Your instructions =
The records are to be restated in their entirety, word for word.
--- Start Data for processing ---
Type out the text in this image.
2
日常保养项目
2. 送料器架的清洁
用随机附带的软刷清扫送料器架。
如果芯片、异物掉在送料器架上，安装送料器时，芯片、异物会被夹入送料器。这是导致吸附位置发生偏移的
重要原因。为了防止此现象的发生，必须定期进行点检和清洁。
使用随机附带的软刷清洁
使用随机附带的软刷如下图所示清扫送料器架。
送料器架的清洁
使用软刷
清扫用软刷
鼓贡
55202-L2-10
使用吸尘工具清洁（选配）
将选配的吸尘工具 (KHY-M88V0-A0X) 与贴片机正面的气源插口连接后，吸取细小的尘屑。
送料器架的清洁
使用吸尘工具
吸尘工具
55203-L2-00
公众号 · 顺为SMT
--- End Data for processing ---
Answer =
Type out the text in this image.
2
日常保养项目
2. 送料器架的清洁
用随机附带的软刷清扫送料器架。
如果芯片、异物掉在送料器架上，安装送料器时，芯片、异物会被夹入送料器。这是导致吸附位置发生偏移的
重要原因。为了防止此现象的发生，必须定期进行点检和清洁。
使用随机附带的软刷清洁
使用随机附带的软刷如下图所示清扫送料器架。
送料器架的清洁
使用软刷
清扫用软刷
鼓贡
55202-L2-10
使用吸尘工具清洁（选配）
将选配的吸尘工具 (KHY-M88V0-A0X) 与贴片机正面的气源插口连接后，吸取细小的尘屑。
送料器架的清洁
使用吸尘工具
吸尘工具
55203-L2-00
公众号 · 顺为SMT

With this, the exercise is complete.